Find each line with the word "ylabel" and state how many there are, nothing more.

[RECORDS SUPPLIED]
__________

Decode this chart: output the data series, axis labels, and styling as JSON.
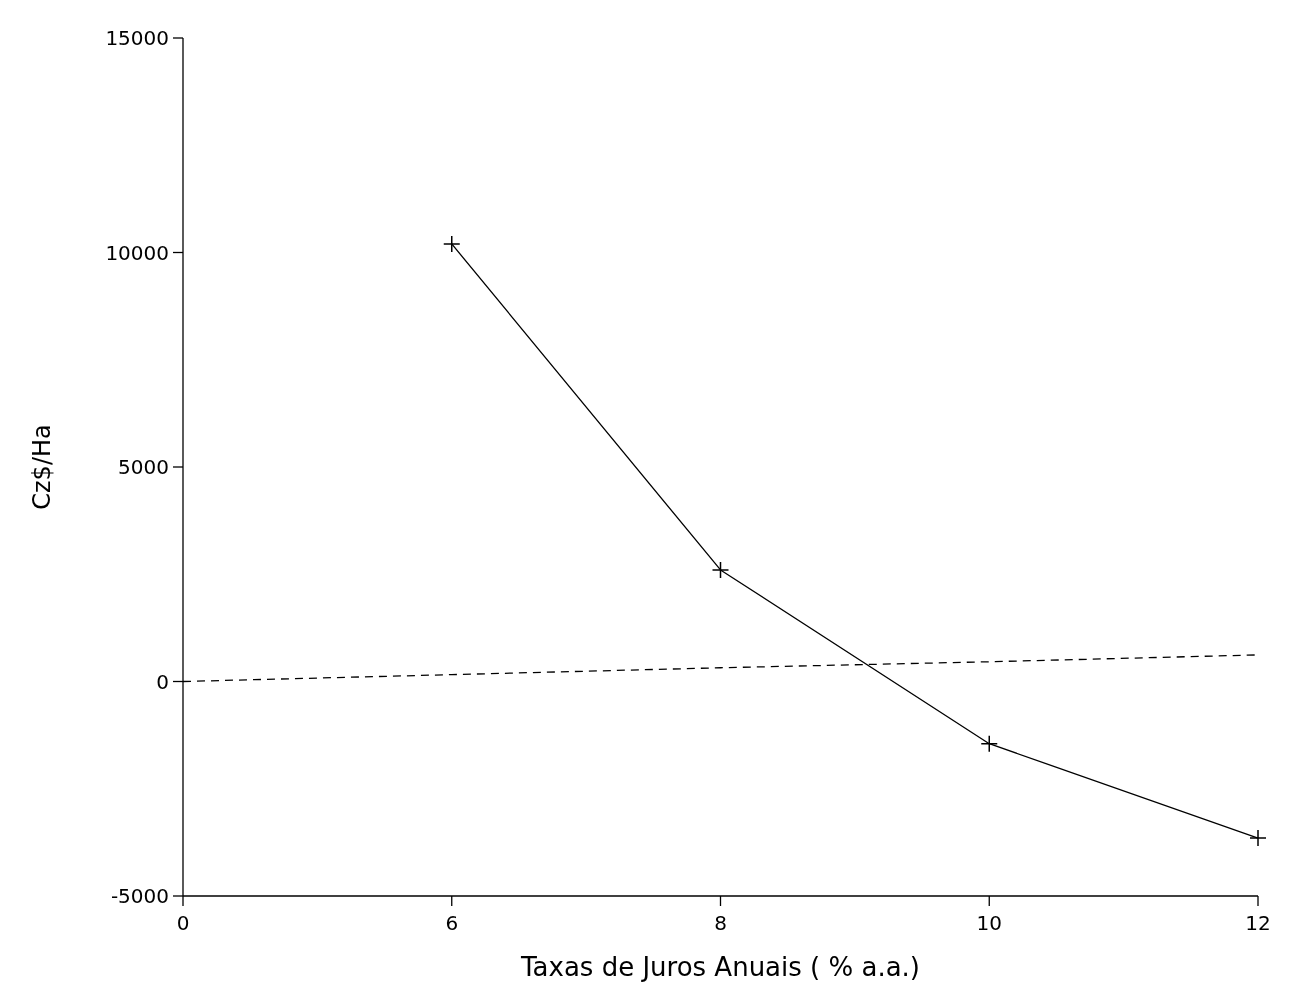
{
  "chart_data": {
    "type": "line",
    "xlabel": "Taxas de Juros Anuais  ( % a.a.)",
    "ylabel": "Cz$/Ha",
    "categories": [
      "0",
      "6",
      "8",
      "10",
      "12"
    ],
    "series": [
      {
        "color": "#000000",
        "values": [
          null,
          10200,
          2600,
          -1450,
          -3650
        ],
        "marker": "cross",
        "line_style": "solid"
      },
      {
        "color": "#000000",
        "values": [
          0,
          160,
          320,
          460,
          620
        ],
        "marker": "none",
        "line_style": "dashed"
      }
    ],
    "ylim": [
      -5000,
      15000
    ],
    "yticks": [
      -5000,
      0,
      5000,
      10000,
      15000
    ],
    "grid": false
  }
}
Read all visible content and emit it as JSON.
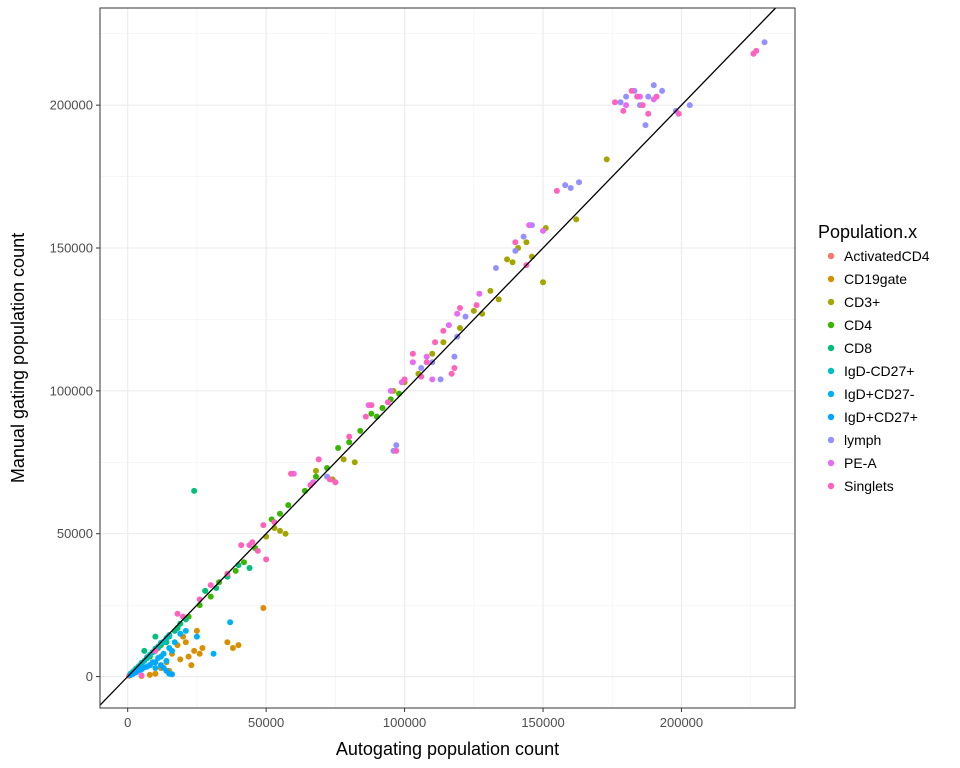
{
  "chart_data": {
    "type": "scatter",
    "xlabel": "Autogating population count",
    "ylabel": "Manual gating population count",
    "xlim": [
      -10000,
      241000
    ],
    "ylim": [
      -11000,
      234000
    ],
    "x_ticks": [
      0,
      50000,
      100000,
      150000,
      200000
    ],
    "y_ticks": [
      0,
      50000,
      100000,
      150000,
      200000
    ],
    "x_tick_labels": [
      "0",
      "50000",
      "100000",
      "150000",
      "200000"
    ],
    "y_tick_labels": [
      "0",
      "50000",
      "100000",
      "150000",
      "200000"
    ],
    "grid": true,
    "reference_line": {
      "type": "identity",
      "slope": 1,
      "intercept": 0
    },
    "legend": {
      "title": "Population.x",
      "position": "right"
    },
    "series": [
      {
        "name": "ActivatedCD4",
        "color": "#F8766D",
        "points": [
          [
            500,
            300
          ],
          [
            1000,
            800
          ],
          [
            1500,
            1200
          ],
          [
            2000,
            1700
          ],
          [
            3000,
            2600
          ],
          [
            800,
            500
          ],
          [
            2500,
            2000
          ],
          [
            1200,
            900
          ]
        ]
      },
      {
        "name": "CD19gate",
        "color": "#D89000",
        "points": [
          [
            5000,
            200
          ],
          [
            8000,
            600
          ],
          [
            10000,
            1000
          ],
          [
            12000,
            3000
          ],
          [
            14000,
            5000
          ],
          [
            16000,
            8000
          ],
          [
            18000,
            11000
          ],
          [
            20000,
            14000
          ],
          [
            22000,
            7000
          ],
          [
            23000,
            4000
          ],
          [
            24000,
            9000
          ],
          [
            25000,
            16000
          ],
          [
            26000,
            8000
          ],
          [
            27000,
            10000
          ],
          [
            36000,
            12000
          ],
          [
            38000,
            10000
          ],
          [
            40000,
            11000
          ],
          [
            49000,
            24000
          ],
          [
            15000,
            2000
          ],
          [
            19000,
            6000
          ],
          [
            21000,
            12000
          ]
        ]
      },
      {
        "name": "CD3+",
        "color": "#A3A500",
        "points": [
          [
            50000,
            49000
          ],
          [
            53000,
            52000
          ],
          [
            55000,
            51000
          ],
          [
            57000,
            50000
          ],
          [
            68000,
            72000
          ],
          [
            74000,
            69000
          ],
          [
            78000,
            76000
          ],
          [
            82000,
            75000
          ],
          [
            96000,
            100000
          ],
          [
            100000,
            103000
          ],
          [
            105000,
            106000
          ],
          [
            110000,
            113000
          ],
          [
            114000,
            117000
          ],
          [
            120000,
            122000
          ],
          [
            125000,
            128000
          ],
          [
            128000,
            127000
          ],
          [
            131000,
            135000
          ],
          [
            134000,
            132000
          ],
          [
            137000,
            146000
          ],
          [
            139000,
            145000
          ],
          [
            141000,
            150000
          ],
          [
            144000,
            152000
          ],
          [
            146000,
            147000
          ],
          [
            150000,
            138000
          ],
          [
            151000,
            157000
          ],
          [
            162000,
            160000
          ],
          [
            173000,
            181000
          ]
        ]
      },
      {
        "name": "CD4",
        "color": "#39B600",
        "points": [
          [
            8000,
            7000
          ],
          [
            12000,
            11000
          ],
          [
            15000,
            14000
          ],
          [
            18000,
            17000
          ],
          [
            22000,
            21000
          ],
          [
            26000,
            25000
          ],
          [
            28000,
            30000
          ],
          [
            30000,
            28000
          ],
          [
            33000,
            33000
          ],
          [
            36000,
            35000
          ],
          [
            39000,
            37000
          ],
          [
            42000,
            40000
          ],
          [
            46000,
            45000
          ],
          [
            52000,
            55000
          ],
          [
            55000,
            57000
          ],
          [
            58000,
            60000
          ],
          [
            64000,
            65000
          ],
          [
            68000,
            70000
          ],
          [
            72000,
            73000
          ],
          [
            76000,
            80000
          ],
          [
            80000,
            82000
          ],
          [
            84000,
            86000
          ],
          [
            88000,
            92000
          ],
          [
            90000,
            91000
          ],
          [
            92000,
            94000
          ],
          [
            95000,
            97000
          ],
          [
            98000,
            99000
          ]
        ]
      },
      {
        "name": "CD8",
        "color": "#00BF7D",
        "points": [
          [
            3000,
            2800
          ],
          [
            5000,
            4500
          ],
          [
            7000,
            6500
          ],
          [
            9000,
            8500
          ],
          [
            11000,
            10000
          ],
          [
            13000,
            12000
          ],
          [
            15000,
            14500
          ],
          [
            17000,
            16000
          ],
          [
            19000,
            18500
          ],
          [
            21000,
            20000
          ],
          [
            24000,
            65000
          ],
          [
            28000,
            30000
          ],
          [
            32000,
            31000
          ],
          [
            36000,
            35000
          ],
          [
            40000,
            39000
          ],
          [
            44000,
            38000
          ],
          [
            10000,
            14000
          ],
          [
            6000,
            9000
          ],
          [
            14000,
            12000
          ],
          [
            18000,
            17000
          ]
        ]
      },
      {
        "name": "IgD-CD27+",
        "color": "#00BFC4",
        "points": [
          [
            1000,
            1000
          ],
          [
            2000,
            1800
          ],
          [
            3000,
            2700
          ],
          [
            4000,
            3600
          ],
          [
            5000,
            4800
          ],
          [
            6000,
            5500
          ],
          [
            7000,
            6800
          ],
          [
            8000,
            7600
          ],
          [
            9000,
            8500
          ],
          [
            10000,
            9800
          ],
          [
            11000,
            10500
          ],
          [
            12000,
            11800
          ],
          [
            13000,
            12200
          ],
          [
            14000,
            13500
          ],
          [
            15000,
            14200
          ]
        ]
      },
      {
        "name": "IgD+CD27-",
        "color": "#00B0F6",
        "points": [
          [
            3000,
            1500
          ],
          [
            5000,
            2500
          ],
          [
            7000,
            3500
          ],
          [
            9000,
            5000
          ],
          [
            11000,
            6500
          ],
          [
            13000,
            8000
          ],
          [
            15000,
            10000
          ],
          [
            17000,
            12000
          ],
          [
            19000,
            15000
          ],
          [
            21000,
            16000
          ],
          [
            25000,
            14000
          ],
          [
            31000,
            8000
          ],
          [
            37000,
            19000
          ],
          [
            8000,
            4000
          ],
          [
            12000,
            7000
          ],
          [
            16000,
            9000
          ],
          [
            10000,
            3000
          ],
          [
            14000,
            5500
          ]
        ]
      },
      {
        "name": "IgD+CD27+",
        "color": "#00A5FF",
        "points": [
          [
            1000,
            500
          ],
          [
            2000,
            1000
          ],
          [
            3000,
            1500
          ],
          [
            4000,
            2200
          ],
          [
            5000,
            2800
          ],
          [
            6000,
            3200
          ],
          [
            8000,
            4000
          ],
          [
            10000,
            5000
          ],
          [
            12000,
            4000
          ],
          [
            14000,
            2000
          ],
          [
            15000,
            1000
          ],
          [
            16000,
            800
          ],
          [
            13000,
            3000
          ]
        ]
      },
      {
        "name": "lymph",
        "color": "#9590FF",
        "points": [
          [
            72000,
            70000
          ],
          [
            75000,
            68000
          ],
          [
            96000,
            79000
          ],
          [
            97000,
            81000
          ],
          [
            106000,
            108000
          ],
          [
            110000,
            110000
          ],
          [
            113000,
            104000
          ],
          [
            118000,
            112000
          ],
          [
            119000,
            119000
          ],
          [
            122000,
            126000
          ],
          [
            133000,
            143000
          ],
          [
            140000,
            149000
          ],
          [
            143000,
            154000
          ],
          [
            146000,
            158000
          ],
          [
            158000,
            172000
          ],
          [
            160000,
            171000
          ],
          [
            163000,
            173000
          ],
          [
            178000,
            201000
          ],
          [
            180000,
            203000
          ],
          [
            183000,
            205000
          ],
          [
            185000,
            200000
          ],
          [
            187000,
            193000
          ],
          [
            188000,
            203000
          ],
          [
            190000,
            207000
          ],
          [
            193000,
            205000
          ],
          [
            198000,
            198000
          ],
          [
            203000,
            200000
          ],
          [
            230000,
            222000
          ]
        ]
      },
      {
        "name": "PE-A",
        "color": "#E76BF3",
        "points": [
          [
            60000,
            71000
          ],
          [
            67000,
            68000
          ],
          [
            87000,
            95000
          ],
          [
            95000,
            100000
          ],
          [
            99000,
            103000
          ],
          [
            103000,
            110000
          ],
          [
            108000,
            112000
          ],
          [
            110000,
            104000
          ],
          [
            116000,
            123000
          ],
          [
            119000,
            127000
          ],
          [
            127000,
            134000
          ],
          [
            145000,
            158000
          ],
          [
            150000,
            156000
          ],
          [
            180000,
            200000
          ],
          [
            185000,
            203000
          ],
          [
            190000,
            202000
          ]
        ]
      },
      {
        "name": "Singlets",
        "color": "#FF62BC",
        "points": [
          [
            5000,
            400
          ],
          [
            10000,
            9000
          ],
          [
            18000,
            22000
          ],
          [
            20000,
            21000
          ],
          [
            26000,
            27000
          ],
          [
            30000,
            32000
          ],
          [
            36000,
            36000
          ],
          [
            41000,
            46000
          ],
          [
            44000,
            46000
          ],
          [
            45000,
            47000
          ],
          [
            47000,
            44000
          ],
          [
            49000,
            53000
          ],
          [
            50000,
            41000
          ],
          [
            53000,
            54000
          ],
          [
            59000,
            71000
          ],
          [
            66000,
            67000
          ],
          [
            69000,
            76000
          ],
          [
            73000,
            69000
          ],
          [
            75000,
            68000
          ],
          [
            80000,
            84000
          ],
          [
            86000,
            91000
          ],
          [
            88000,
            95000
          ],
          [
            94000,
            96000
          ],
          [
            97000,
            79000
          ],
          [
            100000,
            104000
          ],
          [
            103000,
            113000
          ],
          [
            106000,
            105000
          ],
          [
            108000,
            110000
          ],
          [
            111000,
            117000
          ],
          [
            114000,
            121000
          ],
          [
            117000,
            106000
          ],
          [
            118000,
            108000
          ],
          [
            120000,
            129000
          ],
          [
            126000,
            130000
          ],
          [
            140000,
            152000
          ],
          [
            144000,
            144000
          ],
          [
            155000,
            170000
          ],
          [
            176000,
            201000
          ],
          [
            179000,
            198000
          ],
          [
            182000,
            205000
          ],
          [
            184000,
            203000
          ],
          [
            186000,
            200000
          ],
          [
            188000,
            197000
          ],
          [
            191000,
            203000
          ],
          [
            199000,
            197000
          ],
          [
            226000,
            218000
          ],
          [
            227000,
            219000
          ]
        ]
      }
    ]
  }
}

__________

[EXERCISE ANSWER]
2